§ **GIVEN INSTRUCTION**:
State the count of lines below in which the word "text" appears, and add nothing.

§ **RECORDS PROVIDED**:

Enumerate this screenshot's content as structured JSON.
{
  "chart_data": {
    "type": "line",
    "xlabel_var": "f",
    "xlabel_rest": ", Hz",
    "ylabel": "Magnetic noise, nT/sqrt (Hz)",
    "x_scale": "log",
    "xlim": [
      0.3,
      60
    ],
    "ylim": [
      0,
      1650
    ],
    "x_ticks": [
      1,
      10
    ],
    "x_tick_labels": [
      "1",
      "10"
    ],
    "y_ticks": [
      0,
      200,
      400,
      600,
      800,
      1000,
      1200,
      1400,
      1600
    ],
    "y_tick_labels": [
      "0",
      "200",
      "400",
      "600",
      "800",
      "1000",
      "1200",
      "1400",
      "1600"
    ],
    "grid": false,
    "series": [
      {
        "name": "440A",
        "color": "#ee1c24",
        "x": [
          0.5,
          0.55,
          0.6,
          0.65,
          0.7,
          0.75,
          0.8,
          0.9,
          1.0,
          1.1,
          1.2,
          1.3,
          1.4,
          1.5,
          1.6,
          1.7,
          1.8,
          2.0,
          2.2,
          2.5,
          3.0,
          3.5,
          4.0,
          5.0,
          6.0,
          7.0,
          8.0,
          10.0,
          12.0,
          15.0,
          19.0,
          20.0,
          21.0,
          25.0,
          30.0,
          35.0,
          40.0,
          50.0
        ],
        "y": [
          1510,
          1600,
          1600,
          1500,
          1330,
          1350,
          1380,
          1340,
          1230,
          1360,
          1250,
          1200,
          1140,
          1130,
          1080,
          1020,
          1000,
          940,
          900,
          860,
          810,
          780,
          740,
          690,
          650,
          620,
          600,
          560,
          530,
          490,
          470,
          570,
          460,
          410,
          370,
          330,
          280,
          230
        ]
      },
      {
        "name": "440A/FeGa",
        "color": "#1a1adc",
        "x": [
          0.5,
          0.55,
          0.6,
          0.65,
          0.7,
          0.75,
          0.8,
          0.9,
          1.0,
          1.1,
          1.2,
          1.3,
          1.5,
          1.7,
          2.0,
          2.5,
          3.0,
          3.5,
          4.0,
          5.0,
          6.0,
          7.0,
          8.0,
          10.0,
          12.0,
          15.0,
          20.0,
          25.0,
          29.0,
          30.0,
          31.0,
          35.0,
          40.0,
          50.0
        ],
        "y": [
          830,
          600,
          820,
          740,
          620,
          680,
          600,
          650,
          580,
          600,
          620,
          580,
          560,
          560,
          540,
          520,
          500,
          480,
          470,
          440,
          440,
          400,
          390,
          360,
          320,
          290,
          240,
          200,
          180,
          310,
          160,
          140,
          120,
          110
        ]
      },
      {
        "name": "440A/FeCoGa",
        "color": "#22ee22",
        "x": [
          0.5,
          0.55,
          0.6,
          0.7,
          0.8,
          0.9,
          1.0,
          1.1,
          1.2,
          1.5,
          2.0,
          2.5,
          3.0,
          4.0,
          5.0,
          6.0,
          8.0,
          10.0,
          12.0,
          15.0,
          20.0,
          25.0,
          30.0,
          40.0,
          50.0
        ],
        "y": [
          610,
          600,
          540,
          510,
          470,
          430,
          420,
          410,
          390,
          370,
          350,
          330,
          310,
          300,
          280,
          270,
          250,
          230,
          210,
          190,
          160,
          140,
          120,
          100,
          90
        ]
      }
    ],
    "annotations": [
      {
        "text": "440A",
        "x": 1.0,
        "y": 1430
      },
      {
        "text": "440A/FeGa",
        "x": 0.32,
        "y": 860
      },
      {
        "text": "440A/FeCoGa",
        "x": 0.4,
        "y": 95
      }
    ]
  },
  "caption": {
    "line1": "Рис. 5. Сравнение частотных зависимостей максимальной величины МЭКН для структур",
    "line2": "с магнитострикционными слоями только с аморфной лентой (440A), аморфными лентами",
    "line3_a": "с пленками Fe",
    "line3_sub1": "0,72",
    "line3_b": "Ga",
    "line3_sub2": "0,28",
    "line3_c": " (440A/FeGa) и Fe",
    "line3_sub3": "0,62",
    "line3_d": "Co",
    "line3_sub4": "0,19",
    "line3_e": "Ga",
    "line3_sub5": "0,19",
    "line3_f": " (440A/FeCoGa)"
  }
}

§ **OUTPUT**:
3